WORK TO DO:
Would you quote the material below in full and unchanged?

SUPPLIED RECORDS:
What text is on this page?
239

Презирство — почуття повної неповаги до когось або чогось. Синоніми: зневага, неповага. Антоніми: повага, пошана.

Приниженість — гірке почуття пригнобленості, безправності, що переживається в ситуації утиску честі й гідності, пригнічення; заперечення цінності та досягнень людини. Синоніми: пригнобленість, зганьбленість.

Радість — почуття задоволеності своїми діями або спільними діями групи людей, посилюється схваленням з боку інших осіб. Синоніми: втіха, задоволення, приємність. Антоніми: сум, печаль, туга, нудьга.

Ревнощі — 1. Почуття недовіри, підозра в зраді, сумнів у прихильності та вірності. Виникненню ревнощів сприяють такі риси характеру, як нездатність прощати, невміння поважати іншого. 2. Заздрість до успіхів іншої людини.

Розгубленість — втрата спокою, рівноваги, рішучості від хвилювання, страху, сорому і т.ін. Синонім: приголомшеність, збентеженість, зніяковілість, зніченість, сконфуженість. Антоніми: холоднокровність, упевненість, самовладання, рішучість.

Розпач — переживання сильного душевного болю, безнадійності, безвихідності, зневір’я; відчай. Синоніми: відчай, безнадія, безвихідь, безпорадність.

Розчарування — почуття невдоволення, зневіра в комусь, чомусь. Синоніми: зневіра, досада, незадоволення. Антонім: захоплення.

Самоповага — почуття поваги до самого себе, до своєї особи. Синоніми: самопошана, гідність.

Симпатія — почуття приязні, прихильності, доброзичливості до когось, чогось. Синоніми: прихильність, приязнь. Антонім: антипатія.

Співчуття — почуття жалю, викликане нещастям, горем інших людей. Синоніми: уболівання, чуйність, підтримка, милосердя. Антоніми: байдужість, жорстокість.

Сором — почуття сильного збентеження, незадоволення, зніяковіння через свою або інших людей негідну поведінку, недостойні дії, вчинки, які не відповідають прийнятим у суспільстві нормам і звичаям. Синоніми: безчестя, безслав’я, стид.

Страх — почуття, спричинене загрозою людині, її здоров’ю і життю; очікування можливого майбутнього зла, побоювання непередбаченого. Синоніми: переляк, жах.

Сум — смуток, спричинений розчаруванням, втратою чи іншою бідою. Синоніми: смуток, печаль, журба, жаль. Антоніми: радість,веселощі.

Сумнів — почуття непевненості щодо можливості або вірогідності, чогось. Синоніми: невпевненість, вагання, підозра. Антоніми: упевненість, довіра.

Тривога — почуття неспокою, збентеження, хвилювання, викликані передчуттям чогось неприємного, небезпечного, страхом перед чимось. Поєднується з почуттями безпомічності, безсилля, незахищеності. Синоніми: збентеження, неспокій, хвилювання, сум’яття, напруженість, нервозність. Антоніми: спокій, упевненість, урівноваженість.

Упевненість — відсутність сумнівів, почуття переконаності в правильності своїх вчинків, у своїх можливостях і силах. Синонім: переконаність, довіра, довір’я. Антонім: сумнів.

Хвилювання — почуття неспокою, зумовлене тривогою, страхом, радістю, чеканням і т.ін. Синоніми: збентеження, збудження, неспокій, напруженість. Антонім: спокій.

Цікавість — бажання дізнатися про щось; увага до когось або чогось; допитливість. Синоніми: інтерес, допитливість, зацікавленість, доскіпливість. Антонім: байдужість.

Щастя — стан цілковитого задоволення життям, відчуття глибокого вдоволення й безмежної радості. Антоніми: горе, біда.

FULL SOLUTION:
What text is on this page?
239

Презирство — почуття повної неповаги до когось або чогось. Синоніми: зневага, неповага. Антоніми: повага, пошана.

Приниженість — гірке почуття пригнобленості, безправності, що переживається в ситуації утиску честі й гідності, пригнічення; заперечення цінності та досягнень людини. Синоніми: пригнобленість, зганьбленість.

Радість — почуття задоволеності своїми діями або спільними діями групи людей, посилюється схваленням з боку інших осіб. Синоніми: втіха, задоволення, приємність. Антоніми: сум, печаль, туга, нудьга.

Ревнощі — 1. Почуття недовіри, підозра в зраді, сумнів у прихильності та вірності. Виникненню ревнощів сприяють такі риси характеру, як нездатність прощати, невміння поважати іншого. 2. Заздрість до успіхів іншої людини.

Розгубленість — втрата спокою, рівноваги, рішучості від хвилювання, страху, сорому і т.ін. Синонім: приголомшеність, збентеженість, зніяковілість, зніченість, сконфуженість. Антоніми: холоднокровність, упевненість, самовладання, рішучість.

Розпач — переживання сильного душевного болю, безнадійності, безвихідності, зневір’я; відчай. Синоніми: відчай, безнадія, безвихідь, безпорадність.

Розчарування — почуття невдоволення, зневіра в комусь, чомусь. Синоніми: зневіра, досада, незадоволення. Антонім: захоплення.

Самоповага — почуття поваги до самого себе, до своєї особи. Синоніми: самопошана, гідність.

Симпатія — почуття приязні, прихильності, доброзичливості до когось, чогось. Синоніми: прихильність, приязнь. Антонім: антипатія.

Співчуття — почуття жалю, викликане нещастям, горем інших людей. Синоніми: уболівання, чуйність, підтримка, милосердя. Антоніми: байдужість, жорстокість.

Сором — почуття сильного збентеження, незадоволення, зніяковіння через свою або інших людей негідну поведінку, недостойні дії, вчинки, які не відповідають прийнятим у суспільстві нормам і звичаям. Синоніми: безчестя, безслав’я, стид.

Страх — почуття, спричинене загрозою людині, її здоров’ю і життю; очікування можливого майбутнього зла, побоювання непередбаченого. Синоніми: переляк, жах.

Сум — смуток, спричинений розчаруванням, втратою чи іншою бідою. Синоніми: смуток, печаль, журба, жаль. Антоніми: радість,веселощі.

Сумнів — почуття непевненості щодо можливості або вірогідності, чогось. Синоніми: невпевненість, вагання, підозра. Антоніми: упевненість, довіра.

Тривога — почуття неспокою, збентеження, хвилювання, викликані передчуттям чогось неприємного, небезпечного, страхом перед чимось. Поєднується з почуттями безпомічності, безсилля, незахищеності. Синоніми: збентеження, неспокій, хвилювання, сум’яття, напруженість, нервозність. Антоніми: спокій, упевненість, урівноваженість.

Упевненість — відсутність сумнівів, почуття переконаності в правильності своїх вчинків, у своїх можливостях і силах. Синонім: переконаність, довіра, довір’я. Антонім: сумнів.

Хвилювання — почуття неспокою, зумовлене тривогою, страхом, радістю, чеканням і т.ін. Синоніми: збентеження, збудження, неспокій, напруженість. Антонім: спокій.

Цікавість — бажання дізнатися про щось; увага до когось або чогось; допитливість. Синоніми: інтерес, допитливість, зацікавленість, доскіпливість. Антонім: байдужість.

Щастя — стан цілковитого задоволення життям, відчуття глибокого вдоволення й безмежної радості. Антоніми: горе, біда.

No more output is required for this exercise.